**Exercise**
Your task is to tally the lines of the listing containing the word "this" and report the figure alone.

**Records shown**

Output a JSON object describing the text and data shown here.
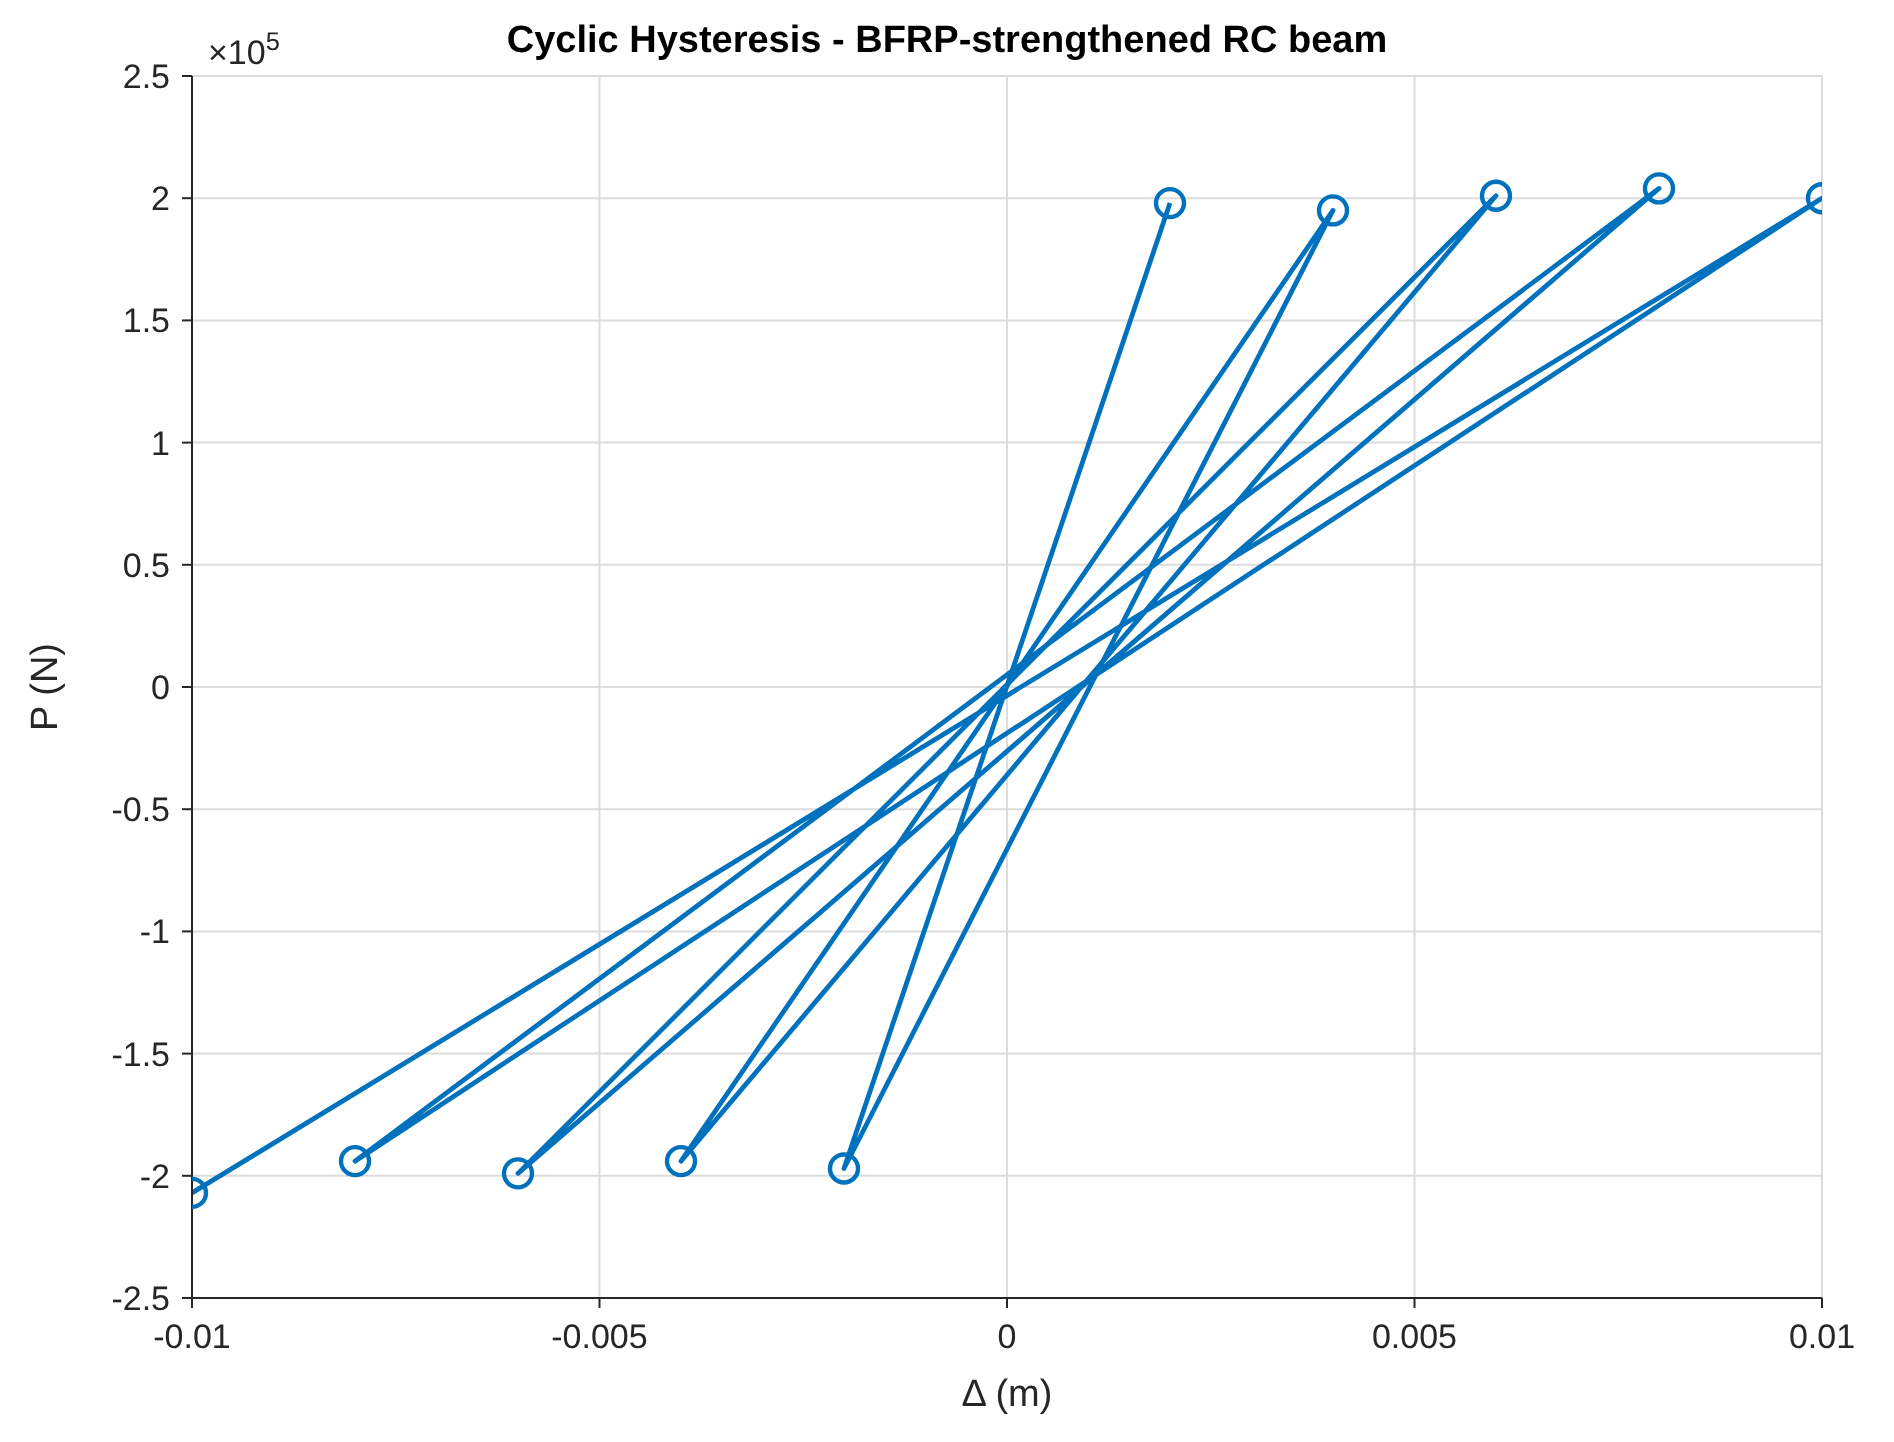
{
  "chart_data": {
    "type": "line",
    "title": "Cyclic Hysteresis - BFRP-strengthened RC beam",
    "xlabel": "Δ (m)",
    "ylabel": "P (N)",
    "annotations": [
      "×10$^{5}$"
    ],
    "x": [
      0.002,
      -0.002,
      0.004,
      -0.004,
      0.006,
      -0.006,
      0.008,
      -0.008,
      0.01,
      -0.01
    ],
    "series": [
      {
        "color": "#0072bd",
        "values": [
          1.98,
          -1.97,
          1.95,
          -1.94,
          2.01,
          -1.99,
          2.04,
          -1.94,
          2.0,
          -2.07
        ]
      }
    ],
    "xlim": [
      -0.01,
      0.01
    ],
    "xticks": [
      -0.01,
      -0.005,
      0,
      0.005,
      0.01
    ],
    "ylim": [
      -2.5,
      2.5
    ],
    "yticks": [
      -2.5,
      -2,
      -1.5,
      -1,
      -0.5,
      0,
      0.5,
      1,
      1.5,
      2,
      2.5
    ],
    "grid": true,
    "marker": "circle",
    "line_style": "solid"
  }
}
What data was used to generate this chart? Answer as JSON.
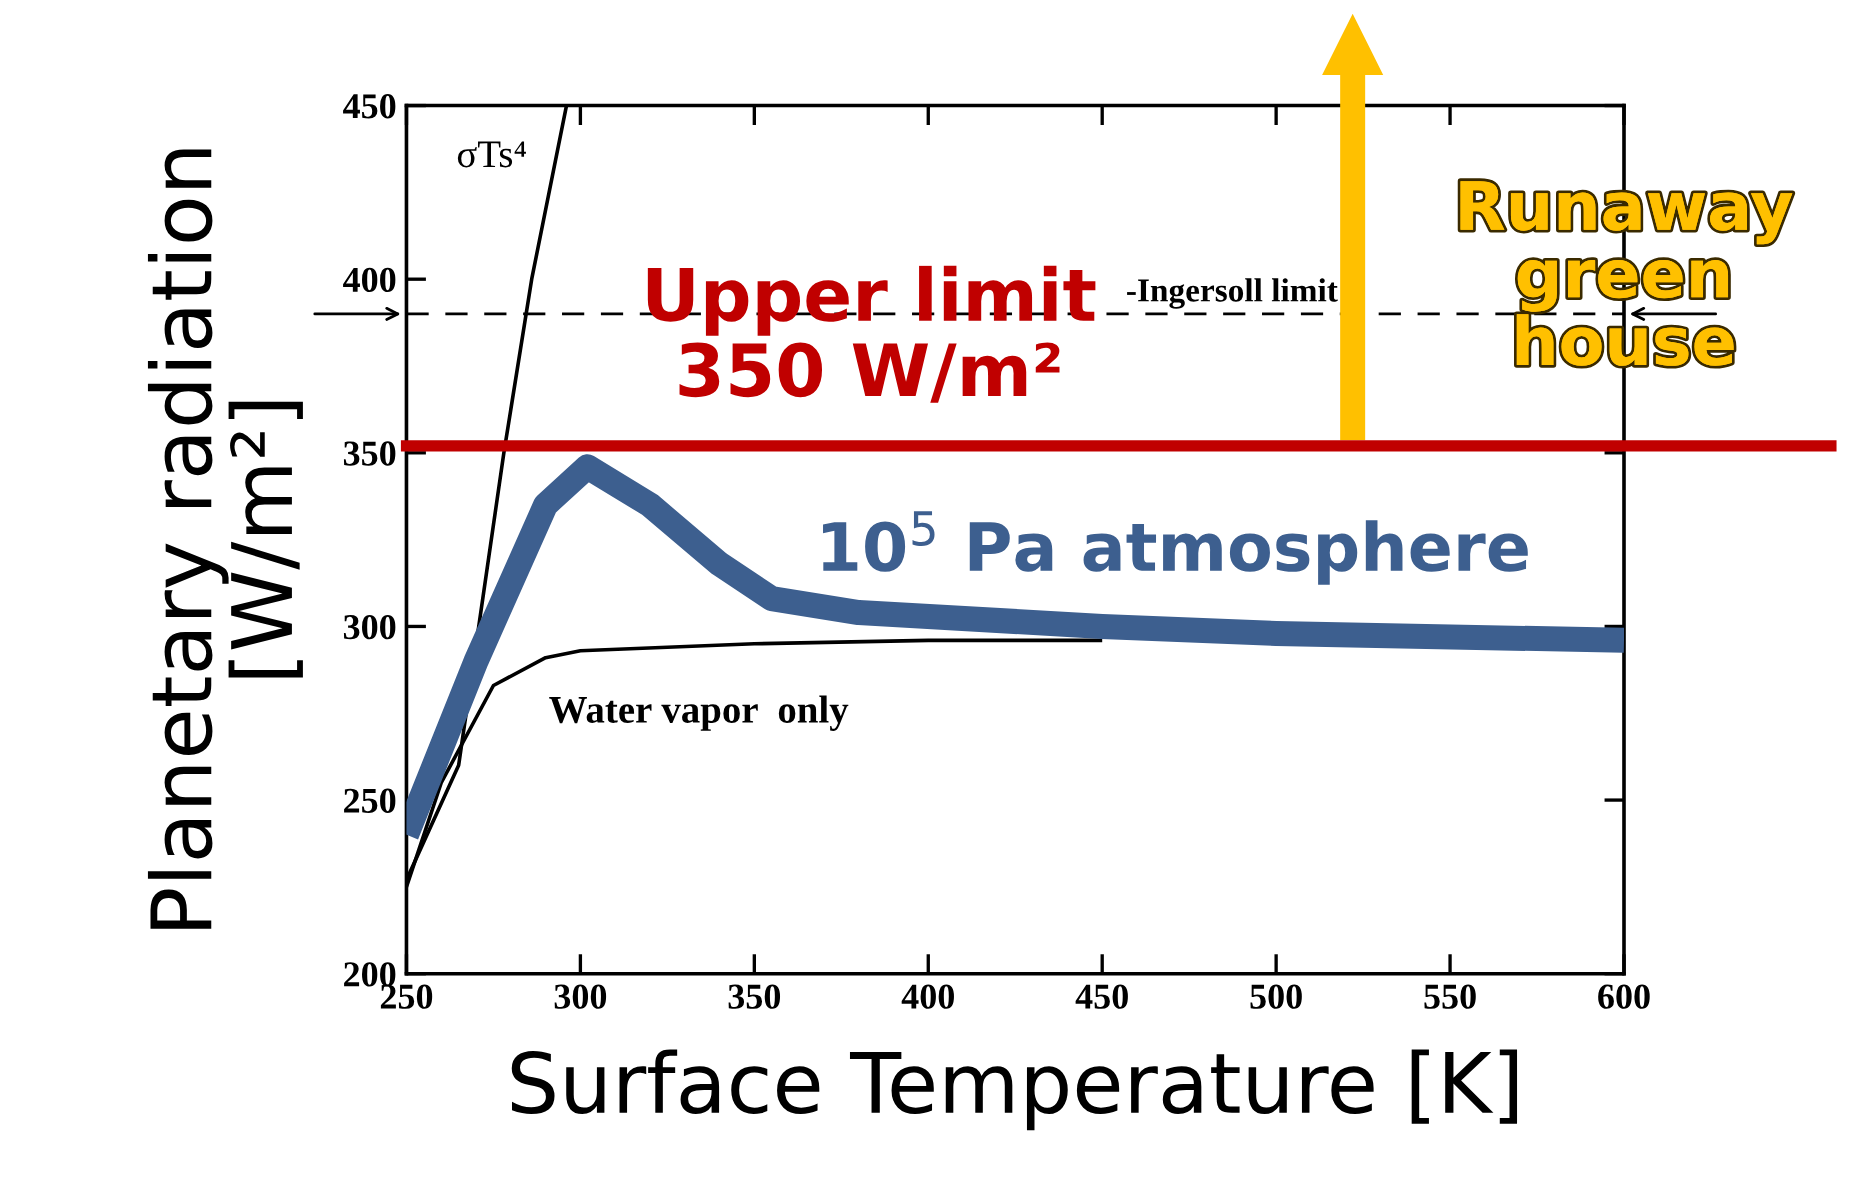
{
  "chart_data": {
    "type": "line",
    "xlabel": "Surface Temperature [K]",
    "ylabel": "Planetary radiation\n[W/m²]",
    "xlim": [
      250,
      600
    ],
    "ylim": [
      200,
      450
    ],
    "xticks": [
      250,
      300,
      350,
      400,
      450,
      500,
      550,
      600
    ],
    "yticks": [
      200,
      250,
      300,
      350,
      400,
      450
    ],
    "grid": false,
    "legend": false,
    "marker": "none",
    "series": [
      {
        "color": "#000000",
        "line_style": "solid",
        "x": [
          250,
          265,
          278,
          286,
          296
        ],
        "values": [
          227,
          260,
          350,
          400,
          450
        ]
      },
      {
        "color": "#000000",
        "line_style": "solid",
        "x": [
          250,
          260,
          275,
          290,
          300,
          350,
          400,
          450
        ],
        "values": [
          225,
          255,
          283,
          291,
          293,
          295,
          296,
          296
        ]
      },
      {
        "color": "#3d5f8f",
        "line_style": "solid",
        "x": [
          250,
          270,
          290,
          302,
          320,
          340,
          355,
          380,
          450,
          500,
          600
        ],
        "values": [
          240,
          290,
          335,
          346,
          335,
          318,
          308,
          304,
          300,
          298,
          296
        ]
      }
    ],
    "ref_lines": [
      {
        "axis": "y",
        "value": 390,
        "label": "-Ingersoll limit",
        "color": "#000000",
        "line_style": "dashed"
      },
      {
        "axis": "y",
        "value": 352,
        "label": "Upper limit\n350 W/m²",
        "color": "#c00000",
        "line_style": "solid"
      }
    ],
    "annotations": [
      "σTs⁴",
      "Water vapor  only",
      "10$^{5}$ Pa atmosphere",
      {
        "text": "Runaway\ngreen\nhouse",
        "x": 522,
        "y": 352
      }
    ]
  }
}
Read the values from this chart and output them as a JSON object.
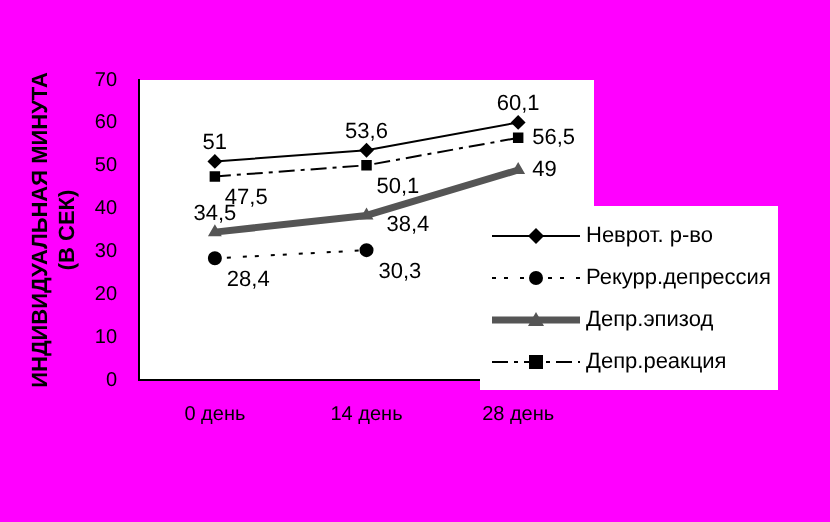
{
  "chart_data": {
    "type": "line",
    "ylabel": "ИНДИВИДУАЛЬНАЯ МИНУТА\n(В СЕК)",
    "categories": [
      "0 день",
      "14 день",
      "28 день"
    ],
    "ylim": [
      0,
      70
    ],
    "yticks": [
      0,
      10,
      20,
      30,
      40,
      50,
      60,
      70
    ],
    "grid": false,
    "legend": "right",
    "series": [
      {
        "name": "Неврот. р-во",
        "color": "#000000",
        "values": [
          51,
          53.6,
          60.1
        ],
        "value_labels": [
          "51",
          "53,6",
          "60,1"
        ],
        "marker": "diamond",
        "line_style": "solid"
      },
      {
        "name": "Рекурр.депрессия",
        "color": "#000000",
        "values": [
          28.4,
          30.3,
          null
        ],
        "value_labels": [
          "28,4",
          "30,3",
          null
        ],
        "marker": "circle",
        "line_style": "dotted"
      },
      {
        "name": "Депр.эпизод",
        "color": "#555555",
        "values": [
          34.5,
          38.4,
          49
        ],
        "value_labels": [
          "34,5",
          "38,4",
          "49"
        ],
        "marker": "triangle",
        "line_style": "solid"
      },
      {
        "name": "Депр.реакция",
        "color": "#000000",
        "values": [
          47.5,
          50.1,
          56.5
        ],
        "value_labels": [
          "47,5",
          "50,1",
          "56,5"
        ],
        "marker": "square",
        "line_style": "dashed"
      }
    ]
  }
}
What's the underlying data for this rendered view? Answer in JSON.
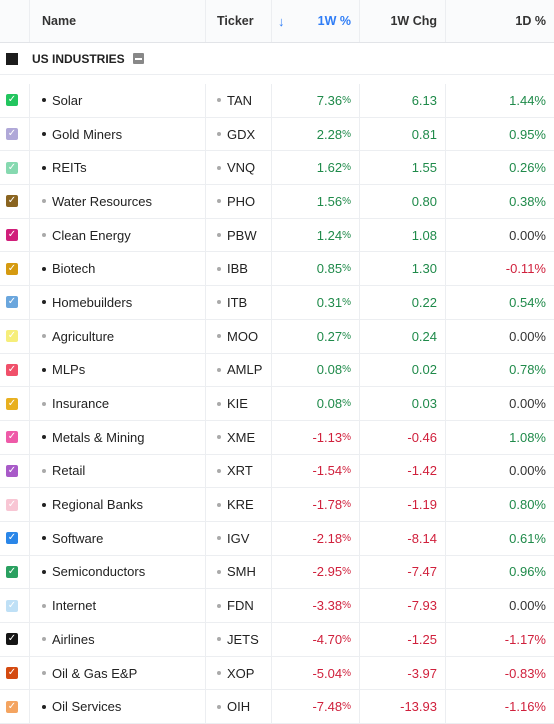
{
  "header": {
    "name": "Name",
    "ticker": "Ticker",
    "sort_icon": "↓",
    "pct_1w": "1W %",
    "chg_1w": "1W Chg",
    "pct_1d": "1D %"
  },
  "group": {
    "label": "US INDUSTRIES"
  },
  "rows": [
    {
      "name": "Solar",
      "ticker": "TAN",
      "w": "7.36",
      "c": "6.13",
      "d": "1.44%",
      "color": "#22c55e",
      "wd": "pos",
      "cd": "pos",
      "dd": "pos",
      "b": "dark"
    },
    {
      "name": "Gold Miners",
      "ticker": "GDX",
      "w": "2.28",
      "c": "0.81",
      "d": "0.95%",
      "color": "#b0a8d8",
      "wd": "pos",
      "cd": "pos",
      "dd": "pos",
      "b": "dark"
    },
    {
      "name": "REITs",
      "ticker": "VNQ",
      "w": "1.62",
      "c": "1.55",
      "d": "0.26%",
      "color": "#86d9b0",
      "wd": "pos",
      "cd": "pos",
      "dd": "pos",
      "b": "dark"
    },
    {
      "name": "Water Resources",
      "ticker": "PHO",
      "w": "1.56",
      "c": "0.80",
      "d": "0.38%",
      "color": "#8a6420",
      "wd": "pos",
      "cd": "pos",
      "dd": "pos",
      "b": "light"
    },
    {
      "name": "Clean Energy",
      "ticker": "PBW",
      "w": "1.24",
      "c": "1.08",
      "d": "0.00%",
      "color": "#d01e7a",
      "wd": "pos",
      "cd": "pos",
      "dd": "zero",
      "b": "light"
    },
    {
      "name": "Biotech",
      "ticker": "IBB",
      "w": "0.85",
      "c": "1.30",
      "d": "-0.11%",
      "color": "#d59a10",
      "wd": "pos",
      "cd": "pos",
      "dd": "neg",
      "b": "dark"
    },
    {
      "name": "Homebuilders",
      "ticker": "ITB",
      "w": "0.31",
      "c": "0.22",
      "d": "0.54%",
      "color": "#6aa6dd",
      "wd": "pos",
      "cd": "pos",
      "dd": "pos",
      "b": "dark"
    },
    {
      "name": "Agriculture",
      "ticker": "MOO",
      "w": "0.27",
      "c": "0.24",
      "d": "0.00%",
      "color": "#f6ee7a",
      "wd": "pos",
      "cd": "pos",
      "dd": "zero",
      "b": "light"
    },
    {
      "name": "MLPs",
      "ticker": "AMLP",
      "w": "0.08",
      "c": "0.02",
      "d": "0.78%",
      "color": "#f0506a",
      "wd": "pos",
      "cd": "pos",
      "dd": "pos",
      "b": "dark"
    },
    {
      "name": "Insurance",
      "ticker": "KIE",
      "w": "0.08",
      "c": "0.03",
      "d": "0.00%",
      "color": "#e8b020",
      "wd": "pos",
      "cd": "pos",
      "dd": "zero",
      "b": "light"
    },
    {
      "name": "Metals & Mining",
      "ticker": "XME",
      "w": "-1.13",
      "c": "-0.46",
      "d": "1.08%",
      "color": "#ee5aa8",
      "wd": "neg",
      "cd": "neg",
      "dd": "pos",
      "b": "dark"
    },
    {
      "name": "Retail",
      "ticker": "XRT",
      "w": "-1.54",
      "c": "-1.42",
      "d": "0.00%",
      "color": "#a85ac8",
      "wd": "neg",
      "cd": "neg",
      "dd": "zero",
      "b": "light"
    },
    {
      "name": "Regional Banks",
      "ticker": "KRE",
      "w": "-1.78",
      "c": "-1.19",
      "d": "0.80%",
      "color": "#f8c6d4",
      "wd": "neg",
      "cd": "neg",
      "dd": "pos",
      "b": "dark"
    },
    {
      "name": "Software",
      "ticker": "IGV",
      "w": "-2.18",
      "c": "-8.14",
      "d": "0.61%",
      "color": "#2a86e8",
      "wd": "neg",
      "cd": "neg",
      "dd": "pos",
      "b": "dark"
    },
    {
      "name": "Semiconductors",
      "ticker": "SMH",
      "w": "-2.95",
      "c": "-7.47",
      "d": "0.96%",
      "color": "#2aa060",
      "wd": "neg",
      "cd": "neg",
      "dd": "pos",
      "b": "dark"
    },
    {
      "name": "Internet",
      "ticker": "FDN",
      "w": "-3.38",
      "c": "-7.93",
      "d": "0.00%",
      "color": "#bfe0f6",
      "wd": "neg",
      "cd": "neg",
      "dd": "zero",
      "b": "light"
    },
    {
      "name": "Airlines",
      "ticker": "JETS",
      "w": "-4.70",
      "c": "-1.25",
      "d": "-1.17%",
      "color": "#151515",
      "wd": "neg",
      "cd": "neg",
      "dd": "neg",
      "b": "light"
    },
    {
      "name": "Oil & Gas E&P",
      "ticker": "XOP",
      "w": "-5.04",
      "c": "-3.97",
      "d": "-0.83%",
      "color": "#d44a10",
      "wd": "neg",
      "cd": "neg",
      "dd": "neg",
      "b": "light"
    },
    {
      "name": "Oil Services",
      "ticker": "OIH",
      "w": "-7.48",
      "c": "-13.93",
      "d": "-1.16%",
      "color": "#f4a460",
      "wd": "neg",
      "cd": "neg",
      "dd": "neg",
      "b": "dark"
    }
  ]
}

**Result of the exercise**
3